◆ **What is needed**
Gather up every line that includes the string "алюминия".
━━━ Dataset excerpts
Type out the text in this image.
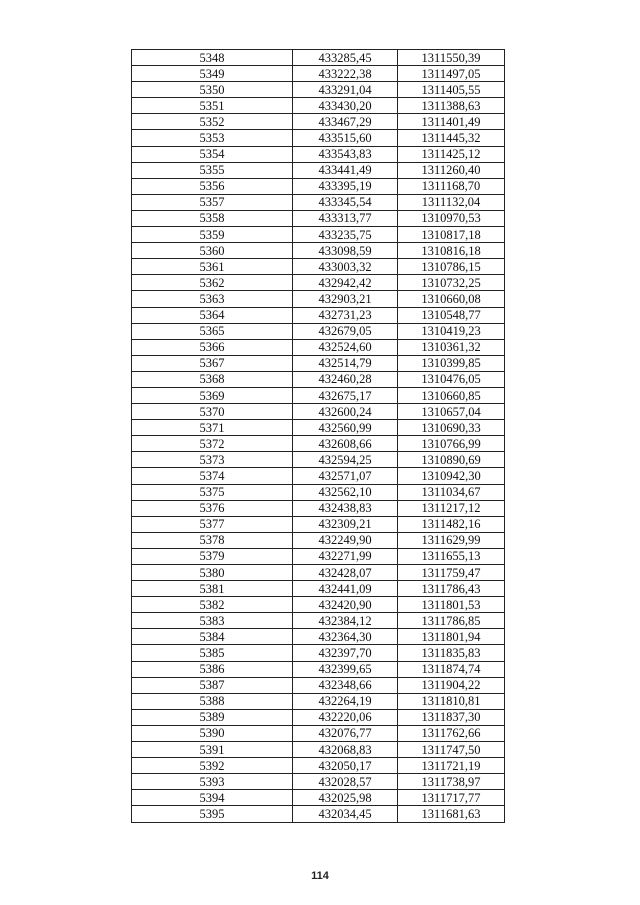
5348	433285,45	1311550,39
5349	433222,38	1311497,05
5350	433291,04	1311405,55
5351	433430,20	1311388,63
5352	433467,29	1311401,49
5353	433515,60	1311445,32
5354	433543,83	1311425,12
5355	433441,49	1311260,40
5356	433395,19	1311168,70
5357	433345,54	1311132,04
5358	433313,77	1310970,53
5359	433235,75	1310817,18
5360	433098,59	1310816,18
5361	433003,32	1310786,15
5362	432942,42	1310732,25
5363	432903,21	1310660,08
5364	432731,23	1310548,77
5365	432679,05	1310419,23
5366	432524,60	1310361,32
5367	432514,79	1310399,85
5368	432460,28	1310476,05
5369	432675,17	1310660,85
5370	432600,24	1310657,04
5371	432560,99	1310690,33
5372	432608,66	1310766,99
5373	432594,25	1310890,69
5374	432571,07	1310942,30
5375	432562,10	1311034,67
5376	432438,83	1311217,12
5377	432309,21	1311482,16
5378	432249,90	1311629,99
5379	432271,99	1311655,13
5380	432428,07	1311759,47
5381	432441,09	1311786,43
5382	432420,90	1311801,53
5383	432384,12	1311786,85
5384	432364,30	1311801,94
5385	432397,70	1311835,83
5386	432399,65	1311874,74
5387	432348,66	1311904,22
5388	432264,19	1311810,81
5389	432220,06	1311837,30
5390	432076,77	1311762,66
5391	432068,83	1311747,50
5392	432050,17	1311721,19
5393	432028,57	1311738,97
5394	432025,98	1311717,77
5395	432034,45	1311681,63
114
━━━━━━
━━━ Dataset excerpts
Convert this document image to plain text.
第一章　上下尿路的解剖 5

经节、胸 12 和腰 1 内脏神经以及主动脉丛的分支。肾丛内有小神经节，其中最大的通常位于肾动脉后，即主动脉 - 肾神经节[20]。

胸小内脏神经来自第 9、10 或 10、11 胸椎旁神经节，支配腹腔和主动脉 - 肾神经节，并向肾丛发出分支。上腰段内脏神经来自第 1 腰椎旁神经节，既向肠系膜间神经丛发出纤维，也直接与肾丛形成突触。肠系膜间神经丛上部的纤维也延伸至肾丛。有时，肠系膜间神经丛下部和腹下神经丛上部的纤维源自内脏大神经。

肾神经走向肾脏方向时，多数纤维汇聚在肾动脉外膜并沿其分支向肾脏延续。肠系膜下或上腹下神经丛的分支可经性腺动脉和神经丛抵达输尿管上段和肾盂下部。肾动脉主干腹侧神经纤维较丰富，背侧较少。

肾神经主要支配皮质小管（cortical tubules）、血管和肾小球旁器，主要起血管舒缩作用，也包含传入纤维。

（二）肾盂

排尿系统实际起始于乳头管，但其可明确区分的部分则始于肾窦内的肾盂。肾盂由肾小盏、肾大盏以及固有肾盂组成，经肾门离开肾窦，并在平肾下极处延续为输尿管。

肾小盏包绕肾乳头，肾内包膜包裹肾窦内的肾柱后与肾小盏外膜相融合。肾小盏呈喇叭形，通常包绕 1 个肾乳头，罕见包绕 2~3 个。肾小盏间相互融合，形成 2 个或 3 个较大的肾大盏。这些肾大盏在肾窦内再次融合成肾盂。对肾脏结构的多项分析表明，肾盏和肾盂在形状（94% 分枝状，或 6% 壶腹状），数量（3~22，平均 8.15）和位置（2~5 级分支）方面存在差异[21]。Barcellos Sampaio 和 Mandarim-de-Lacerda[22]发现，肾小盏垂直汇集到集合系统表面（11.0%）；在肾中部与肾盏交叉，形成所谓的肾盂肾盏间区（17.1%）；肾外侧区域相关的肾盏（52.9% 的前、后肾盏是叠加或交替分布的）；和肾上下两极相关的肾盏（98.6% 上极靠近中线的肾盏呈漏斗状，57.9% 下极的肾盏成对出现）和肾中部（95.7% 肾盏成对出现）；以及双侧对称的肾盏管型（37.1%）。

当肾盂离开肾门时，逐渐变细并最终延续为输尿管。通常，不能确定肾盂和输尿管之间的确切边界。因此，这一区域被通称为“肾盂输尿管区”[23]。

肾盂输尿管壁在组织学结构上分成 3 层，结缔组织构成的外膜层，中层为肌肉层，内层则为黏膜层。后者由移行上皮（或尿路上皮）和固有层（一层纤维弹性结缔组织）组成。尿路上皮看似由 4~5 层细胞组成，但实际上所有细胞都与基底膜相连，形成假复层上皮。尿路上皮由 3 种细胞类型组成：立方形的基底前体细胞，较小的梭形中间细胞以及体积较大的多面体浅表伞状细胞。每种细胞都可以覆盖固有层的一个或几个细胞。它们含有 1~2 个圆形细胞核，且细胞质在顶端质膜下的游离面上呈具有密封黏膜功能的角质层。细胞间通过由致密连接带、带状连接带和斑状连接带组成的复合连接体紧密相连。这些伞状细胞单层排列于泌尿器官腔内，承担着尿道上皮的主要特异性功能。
━━━━━━
━━━ Dataset excerpts
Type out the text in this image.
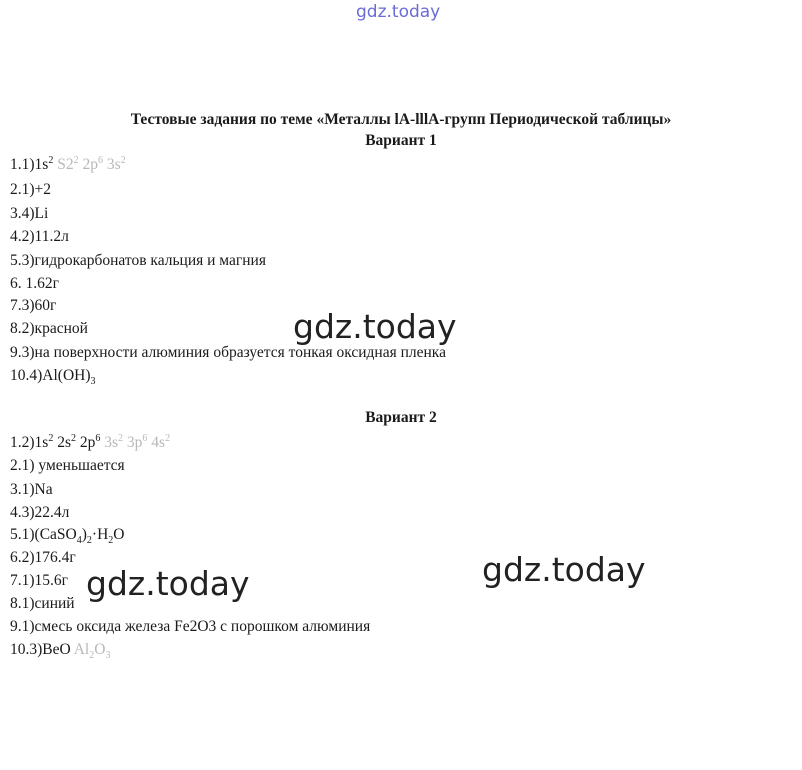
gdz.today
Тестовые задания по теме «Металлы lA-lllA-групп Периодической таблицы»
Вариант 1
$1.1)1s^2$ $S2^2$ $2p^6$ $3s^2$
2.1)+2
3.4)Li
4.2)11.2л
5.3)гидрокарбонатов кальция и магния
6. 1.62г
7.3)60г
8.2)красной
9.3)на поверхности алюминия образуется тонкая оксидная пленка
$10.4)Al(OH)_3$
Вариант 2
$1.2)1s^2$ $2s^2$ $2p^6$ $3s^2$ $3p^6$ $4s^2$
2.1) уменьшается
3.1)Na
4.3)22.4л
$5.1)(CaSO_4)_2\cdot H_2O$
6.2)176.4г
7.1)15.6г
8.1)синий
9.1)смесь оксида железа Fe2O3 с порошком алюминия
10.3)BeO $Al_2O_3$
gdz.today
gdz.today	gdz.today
━━━━━━
◆ **Solution to this problem**
9.3)на поверхности алюминия образуется тонкая оксидная пленка
9.1)смесь оксида железа Fe2O3 с порошком алюминия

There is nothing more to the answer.